GIVEN EXERCISE:
Report the number of lines that include "кампании", with no additional text.

-*-*-

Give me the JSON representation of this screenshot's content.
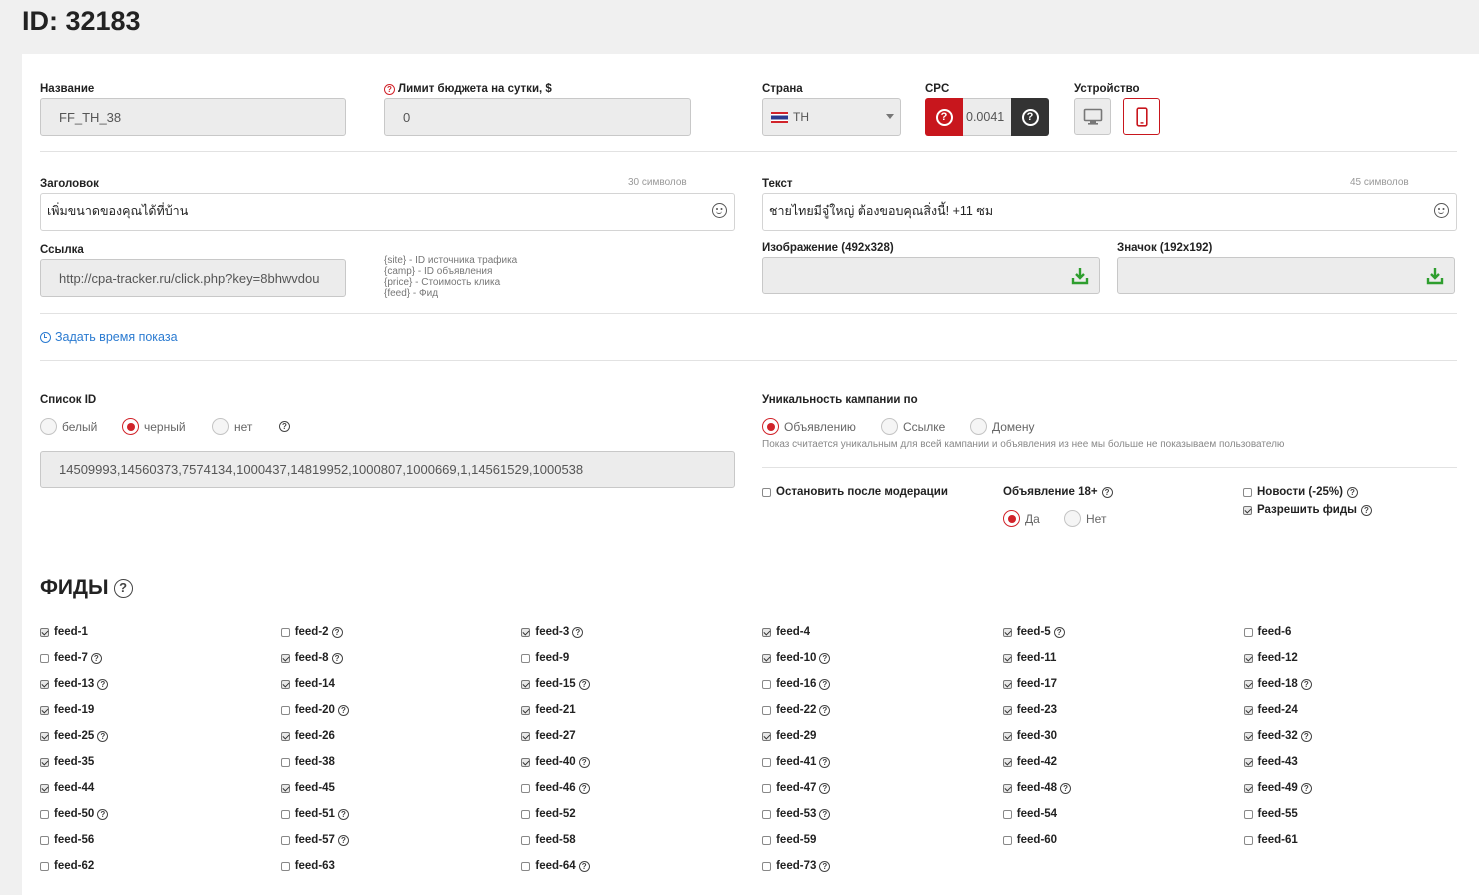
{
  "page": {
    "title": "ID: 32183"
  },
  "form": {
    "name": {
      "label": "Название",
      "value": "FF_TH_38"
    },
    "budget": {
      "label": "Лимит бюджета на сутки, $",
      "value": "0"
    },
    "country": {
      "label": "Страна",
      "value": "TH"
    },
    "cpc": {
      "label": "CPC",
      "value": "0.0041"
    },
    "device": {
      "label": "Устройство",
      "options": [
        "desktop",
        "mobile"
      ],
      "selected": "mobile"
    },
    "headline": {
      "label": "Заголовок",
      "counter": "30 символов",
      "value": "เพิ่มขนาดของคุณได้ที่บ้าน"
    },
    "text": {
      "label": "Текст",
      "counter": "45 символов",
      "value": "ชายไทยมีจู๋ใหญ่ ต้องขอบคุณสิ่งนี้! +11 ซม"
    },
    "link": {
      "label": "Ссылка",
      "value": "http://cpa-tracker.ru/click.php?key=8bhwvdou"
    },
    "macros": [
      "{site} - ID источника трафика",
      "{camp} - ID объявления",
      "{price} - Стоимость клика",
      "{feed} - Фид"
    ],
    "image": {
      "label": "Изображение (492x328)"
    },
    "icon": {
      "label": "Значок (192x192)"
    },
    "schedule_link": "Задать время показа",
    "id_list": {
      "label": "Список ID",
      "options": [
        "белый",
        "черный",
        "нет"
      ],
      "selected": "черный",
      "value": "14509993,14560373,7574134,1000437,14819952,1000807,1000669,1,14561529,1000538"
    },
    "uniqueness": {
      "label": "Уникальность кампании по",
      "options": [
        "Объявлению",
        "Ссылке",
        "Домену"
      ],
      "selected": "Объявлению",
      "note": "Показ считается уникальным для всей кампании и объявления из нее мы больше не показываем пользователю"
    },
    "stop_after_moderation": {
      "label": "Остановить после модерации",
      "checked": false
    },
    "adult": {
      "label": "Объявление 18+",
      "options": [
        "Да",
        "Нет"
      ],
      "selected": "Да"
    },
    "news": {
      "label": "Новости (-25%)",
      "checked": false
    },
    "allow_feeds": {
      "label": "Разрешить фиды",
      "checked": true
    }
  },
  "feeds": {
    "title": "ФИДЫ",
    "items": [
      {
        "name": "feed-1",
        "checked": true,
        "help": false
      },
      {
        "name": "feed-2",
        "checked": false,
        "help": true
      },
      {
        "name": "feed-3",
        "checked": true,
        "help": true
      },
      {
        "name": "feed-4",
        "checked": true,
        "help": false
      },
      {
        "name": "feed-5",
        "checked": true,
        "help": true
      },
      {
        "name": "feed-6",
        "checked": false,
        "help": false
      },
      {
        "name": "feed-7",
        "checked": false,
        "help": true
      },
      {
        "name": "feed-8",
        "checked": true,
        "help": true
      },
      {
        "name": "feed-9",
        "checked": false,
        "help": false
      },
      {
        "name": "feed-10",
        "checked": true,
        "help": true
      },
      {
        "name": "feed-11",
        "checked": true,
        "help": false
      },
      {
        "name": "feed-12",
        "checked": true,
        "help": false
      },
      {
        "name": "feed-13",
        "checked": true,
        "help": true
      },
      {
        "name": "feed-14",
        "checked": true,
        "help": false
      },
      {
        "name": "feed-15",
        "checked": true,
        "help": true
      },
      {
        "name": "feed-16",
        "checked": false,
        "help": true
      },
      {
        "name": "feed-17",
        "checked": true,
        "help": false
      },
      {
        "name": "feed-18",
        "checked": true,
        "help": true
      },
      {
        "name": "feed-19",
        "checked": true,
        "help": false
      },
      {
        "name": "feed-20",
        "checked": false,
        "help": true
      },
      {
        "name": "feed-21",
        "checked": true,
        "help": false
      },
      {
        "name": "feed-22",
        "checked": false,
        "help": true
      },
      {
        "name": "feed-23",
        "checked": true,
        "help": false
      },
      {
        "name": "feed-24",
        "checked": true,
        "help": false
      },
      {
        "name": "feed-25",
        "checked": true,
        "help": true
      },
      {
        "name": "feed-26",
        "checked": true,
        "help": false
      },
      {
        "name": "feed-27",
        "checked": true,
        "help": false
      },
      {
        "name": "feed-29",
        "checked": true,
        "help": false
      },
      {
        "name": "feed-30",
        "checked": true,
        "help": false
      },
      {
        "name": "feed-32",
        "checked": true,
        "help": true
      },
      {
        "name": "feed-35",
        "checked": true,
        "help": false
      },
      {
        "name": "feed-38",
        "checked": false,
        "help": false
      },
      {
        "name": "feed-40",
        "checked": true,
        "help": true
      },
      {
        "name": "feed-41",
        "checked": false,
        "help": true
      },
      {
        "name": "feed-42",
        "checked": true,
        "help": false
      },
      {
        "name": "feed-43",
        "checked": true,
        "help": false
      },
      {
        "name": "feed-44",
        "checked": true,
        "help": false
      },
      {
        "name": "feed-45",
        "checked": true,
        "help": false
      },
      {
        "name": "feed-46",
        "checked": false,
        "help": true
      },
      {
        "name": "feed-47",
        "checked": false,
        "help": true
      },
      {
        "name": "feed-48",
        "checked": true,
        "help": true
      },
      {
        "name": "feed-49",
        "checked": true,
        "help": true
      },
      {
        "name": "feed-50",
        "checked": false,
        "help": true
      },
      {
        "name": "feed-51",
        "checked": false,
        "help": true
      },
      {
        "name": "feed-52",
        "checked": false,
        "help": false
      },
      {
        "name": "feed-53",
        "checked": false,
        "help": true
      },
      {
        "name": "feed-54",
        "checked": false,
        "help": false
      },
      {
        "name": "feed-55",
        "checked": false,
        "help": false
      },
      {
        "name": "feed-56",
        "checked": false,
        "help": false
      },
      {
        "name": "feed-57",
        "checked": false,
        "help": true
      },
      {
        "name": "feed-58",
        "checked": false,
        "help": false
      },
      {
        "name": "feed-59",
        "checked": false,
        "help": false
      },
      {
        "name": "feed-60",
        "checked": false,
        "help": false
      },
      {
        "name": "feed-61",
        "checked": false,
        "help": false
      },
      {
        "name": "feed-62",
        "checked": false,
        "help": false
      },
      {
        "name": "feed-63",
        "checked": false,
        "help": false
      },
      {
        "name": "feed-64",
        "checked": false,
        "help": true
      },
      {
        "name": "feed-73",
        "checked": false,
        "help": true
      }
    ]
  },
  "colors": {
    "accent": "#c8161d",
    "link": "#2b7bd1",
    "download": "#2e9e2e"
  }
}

-*-*-

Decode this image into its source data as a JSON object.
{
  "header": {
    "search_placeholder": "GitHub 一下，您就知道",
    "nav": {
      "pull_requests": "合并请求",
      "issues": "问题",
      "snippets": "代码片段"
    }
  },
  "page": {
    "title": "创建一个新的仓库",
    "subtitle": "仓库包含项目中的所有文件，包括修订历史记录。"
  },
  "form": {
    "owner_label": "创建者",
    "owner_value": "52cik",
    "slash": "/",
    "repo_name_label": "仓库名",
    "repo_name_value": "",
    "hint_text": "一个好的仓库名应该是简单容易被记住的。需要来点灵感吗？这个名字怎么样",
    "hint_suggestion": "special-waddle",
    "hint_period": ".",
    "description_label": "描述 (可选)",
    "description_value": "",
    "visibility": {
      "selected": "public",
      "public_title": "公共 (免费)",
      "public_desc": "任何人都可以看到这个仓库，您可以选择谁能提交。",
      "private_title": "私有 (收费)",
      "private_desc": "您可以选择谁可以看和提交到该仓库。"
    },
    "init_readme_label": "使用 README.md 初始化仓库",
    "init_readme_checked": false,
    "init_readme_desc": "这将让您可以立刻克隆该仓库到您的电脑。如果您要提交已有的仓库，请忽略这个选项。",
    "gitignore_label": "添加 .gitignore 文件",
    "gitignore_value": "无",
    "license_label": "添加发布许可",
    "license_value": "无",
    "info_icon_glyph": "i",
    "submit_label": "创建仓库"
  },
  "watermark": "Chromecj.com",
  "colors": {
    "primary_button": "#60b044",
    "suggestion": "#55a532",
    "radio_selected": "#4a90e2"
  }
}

-*-*-

WRITTEN RESPONSE:
2